# DATA LISTING:
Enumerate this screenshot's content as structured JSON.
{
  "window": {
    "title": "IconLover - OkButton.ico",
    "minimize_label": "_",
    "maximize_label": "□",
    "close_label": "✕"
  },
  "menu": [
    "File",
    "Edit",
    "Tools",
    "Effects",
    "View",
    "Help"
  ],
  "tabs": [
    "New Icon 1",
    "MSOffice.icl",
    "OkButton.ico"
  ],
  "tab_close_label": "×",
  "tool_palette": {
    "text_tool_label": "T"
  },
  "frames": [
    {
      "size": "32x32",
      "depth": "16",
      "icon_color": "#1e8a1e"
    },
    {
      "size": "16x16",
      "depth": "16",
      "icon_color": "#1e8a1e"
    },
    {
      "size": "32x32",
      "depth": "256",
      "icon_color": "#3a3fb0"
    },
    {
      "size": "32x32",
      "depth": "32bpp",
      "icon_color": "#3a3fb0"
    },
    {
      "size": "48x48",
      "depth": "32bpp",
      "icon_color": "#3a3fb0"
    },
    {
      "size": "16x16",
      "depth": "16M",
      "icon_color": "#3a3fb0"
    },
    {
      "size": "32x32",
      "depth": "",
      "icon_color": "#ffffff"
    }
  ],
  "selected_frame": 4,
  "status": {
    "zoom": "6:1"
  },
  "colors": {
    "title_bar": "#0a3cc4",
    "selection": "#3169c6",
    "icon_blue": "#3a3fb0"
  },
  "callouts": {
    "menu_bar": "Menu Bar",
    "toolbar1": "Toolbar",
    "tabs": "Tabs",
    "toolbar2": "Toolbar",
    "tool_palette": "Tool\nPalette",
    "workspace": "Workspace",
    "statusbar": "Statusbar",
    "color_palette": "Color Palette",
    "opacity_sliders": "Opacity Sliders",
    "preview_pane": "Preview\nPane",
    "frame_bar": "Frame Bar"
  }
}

# THE REQUEST:
Copy every line of the records above that holds the word "depth".

# EXERCISE OUTPUT:
      "depth": "16",
      "depth": "16",
      "depth": "256",
      "depth": "32bpp",
      "depth": "32bpp",
      "depth": "16M",
      "depth": "",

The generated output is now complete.